Records from a collection:
====================

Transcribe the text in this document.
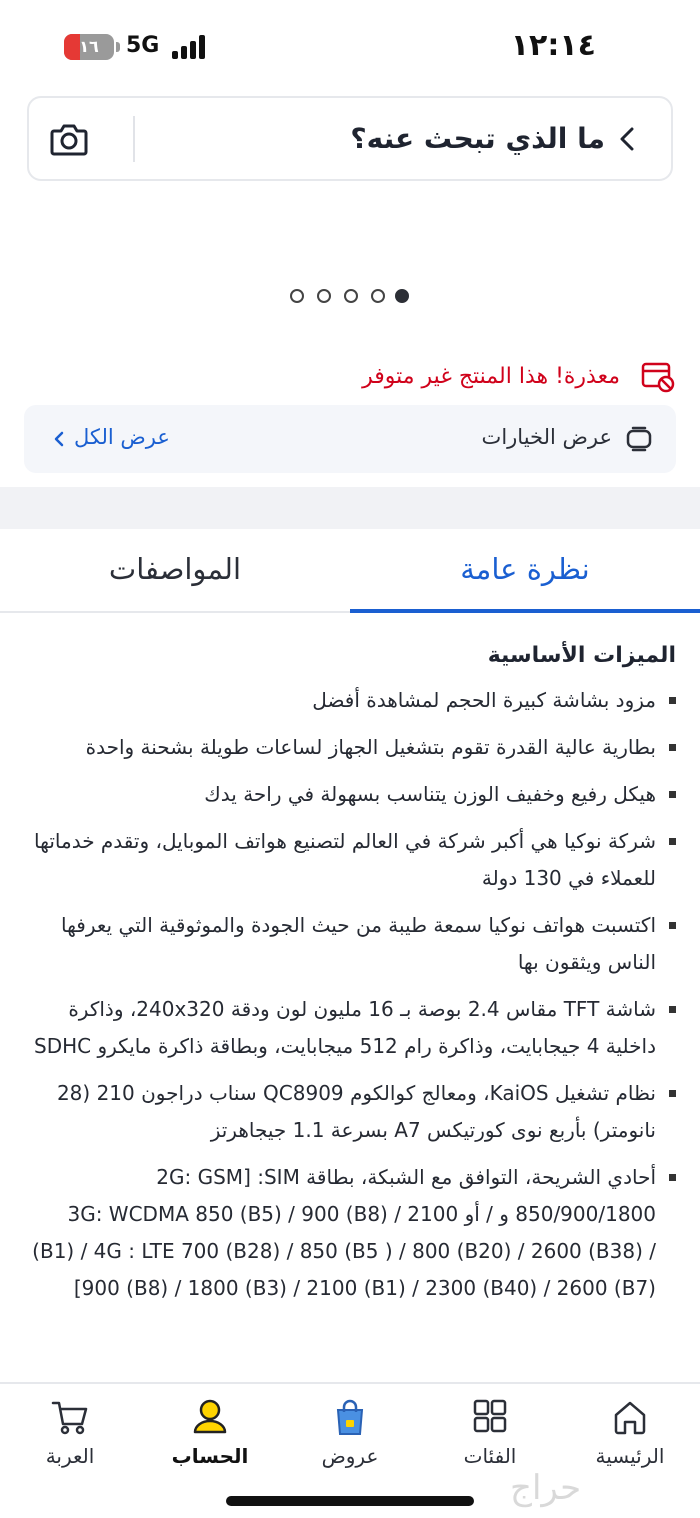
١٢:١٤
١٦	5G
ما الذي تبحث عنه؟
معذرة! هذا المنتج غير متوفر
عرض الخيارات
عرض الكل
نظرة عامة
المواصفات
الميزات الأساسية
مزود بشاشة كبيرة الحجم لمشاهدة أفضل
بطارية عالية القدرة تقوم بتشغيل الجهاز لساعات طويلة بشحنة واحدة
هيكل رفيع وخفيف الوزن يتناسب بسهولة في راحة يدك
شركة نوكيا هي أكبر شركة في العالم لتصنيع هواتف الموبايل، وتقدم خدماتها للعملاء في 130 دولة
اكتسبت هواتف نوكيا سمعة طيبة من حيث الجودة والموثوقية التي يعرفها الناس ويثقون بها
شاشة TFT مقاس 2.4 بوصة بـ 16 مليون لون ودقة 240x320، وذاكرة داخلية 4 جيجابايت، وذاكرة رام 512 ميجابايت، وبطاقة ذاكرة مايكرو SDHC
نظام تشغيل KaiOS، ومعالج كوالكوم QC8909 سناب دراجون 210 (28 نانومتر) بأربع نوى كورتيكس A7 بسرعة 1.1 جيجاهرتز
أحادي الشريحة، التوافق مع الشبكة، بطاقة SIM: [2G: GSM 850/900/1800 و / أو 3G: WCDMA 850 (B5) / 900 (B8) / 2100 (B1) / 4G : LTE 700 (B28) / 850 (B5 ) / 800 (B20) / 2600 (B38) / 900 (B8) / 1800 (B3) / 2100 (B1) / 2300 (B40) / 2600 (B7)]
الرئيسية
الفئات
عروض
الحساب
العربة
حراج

====================

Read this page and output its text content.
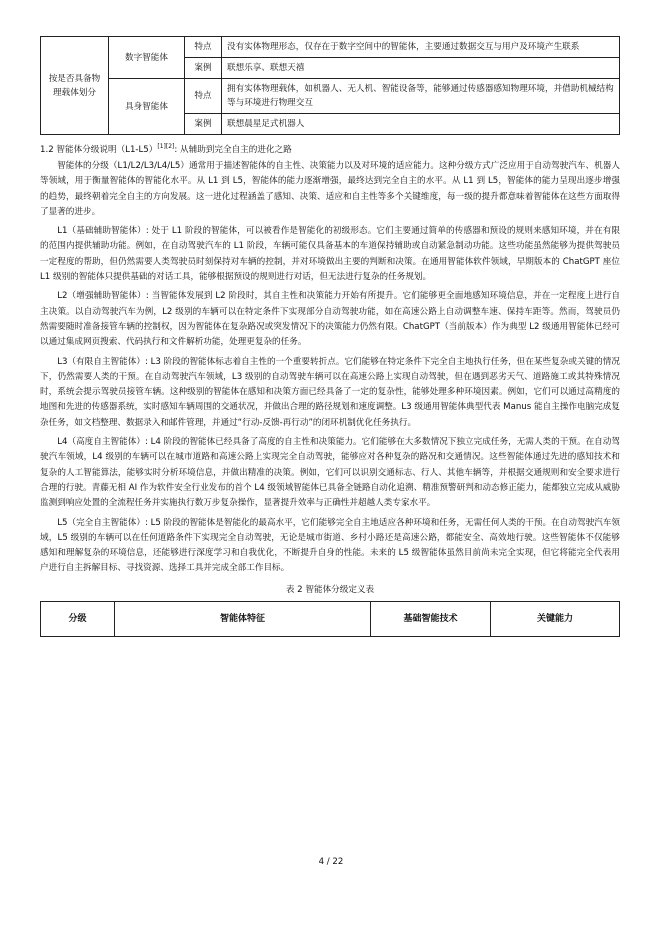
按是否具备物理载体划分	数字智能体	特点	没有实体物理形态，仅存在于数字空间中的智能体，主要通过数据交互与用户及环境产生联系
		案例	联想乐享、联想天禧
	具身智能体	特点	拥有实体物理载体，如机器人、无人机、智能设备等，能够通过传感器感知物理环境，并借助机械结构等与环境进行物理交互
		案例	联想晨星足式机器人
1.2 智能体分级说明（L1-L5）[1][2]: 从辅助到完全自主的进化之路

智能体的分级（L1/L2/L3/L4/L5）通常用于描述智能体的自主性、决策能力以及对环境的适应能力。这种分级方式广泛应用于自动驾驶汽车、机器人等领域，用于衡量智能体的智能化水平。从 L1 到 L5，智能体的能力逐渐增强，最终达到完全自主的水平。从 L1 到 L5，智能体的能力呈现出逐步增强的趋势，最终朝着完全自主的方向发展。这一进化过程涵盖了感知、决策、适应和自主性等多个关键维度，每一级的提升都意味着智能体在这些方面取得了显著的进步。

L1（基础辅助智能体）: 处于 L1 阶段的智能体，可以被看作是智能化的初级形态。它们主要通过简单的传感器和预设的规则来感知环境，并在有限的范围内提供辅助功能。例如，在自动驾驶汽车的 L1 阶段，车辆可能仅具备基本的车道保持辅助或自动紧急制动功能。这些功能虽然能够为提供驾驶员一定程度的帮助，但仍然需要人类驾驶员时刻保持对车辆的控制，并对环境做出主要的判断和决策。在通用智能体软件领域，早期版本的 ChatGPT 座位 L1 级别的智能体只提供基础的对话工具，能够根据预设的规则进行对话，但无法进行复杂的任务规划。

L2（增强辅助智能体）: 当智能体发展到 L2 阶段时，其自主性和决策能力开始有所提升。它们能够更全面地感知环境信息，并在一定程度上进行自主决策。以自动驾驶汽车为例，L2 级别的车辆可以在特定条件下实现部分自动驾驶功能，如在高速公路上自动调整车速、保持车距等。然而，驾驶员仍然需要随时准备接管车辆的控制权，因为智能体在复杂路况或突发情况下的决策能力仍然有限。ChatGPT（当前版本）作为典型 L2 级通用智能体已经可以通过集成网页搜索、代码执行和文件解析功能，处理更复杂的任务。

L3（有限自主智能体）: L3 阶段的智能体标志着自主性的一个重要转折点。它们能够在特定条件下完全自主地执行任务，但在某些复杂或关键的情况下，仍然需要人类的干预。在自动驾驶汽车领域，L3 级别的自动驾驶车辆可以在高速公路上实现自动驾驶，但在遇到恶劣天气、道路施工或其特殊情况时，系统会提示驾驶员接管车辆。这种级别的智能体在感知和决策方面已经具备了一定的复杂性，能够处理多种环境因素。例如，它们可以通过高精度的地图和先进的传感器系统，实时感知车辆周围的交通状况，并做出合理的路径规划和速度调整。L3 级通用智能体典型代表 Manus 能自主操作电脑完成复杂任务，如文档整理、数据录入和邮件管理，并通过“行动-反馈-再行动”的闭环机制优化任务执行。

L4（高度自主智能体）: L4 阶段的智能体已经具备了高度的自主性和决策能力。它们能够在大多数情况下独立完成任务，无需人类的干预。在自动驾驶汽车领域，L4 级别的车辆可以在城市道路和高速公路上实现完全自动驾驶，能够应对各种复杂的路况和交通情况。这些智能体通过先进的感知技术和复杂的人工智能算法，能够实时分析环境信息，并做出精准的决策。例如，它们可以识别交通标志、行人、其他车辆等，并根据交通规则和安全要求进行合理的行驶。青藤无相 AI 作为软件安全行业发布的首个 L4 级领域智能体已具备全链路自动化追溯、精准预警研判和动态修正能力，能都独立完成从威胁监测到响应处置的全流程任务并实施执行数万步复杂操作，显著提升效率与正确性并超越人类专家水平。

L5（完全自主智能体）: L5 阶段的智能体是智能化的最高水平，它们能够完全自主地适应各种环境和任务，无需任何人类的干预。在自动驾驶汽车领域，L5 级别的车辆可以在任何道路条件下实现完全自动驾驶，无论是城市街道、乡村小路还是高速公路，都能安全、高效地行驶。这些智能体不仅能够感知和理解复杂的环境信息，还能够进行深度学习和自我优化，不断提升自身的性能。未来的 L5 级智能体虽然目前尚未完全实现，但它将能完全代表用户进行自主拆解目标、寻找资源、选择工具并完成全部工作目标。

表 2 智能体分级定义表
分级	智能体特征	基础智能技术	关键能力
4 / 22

====================

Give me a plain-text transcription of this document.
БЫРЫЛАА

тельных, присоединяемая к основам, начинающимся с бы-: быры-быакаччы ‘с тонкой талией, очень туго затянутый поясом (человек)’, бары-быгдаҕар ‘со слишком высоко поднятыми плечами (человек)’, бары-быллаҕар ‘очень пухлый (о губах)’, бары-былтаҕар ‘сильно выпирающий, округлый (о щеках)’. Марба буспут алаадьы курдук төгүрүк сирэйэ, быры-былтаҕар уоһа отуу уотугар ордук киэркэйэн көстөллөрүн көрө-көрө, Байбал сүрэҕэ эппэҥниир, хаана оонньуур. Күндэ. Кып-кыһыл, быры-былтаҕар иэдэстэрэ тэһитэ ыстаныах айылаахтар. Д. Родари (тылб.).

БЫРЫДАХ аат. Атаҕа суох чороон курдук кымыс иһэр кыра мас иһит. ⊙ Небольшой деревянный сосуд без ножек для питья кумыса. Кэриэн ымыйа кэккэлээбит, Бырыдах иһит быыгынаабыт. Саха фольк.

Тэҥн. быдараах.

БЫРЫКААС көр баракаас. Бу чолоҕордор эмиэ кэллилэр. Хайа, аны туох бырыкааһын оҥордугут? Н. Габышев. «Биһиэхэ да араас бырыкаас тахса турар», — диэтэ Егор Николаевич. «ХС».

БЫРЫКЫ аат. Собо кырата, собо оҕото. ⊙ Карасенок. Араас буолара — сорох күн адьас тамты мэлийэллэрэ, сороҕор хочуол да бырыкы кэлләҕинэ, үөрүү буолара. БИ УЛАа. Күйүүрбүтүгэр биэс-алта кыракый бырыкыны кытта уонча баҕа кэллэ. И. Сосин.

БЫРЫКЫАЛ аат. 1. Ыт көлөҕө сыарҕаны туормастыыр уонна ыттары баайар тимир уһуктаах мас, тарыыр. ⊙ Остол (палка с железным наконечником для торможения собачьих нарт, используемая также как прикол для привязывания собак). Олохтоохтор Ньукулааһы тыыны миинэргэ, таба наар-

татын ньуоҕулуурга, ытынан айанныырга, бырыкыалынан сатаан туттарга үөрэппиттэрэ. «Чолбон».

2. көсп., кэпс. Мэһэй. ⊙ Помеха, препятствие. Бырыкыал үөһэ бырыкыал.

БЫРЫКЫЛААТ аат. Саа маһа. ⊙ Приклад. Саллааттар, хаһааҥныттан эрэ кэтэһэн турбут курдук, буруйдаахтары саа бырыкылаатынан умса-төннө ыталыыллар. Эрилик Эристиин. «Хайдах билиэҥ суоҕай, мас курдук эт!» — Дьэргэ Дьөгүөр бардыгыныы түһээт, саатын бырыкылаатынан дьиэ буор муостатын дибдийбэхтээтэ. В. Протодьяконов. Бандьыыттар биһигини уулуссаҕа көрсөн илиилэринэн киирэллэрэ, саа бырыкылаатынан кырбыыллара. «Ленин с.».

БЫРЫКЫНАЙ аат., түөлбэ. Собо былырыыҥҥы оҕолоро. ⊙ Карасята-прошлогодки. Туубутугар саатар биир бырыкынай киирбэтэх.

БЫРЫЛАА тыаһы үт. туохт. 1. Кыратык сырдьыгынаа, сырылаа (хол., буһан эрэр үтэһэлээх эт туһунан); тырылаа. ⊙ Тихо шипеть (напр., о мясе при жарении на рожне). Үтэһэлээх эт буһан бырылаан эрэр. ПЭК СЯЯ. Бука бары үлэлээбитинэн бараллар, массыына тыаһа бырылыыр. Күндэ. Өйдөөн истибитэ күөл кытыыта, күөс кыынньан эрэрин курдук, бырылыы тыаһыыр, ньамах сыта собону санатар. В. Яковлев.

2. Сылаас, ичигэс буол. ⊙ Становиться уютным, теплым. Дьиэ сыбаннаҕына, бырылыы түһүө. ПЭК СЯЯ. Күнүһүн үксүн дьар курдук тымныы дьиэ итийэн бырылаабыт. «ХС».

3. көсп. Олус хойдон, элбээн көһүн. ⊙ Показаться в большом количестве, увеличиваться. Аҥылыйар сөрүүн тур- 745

====================

- Written problem -
Your task is to gather every line with the word "көсп" and copy it.

- Result -
2. көсп., кэпс. Мэһэй. ⊙ Помеха, препятствие. Бырыкыал үөһэ бырыкыал.
3. көсп. Олус хойдон, элбээн көһүн. ⊙ Показаться в большом количестве, увеличиваться. Аҥылыйар сөрүүн тур- 745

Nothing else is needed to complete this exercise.